*Task objective*:
Extract all lines that hold "courses" from the records below.

*Data shown*:
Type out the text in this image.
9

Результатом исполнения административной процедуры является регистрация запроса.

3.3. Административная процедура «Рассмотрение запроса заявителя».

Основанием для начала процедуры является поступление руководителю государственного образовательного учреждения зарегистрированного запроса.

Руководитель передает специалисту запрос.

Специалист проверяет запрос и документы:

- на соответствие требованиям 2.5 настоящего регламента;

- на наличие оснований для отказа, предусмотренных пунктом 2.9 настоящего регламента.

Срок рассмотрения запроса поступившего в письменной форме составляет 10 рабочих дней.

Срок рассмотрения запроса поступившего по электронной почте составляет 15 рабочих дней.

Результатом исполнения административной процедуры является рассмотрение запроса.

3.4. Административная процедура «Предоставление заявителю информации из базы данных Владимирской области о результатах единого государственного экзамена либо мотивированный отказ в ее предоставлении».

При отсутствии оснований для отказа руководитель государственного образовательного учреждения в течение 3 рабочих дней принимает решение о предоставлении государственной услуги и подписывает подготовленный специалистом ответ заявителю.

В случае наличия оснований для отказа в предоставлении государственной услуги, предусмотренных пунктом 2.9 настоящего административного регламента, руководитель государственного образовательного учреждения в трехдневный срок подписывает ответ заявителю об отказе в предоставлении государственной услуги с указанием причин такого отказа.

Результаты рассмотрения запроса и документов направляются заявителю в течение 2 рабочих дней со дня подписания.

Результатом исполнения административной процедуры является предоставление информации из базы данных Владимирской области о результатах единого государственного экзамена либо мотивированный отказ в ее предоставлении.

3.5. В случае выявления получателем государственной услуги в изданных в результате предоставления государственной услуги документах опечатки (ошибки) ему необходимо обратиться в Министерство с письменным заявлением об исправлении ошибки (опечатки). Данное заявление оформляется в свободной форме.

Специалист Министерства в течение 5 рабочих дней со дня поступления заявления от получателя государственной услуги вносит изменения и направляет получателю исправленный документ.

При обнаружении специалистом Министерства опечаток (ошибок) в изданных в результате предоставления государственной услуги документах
==
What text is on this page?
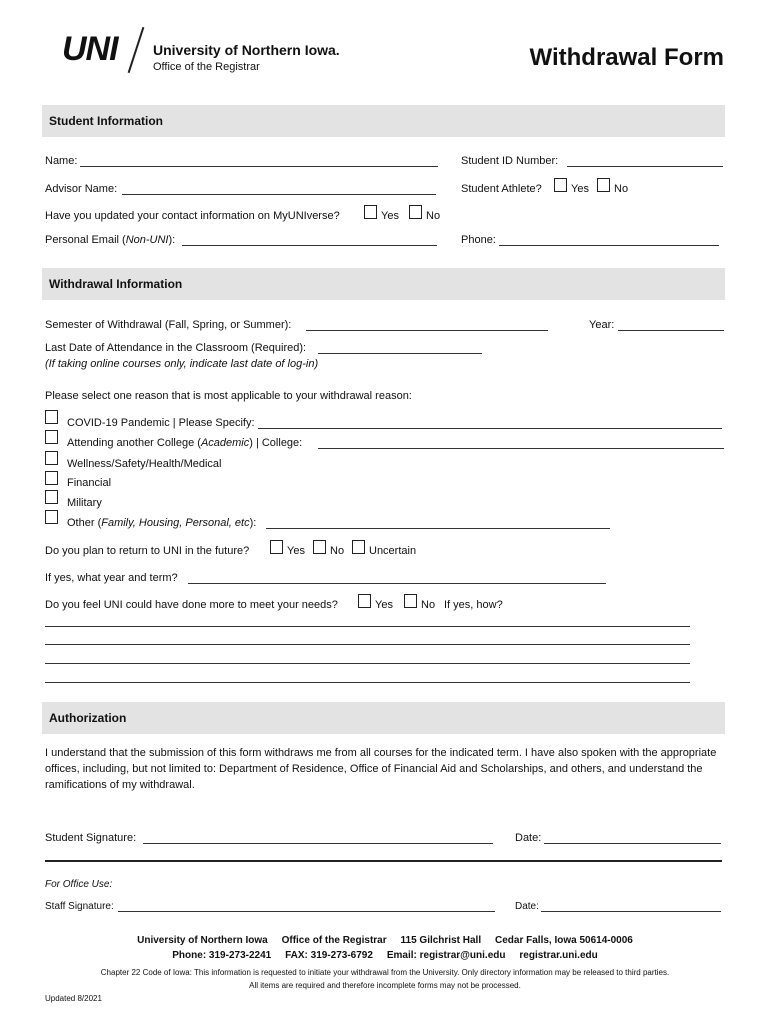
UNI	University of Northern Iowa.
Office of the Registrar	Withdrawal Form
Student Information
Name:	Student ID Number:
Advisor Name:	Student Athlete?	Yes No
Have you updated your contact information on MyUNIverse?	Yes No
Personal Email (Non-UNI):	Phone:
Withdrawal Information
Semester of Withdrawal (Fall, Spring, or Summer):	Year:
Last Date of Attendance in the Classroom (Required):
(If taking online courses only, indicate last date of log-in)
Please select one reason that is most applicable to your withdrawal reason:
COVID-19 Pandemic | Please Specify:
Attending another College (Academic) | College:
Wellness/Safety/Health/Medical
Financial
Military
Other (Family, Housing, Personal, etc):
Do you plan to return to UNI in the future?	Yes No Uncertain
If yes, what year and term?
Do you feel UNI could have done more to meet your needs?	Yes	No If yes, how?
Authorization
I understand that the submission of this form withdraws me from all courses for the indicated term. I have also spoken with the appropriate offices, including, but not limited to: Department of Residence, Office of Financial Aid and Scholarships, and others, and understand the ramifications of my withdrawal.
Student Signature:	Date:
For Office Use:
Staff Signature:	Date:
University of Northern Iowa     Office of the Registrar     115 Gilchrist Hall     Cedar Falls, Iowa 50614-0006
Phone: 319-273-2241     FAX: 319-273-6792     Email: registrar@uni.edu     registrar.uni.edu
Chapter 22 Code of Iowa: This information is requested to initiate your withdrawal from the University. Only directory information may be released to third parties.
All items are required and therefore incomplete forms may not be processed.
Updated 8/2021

*Exercise answer*:
(If taking online courses only, indicate last date of log-in)
I understand that the submission of this form withdraws me from all courses for the indicated term. I have also spoken with the appropriate offices, including, but not limited to: Department of Residence, Office of Financial Aid and Scholarships, and others, and understand the ramifications of my withdrawal.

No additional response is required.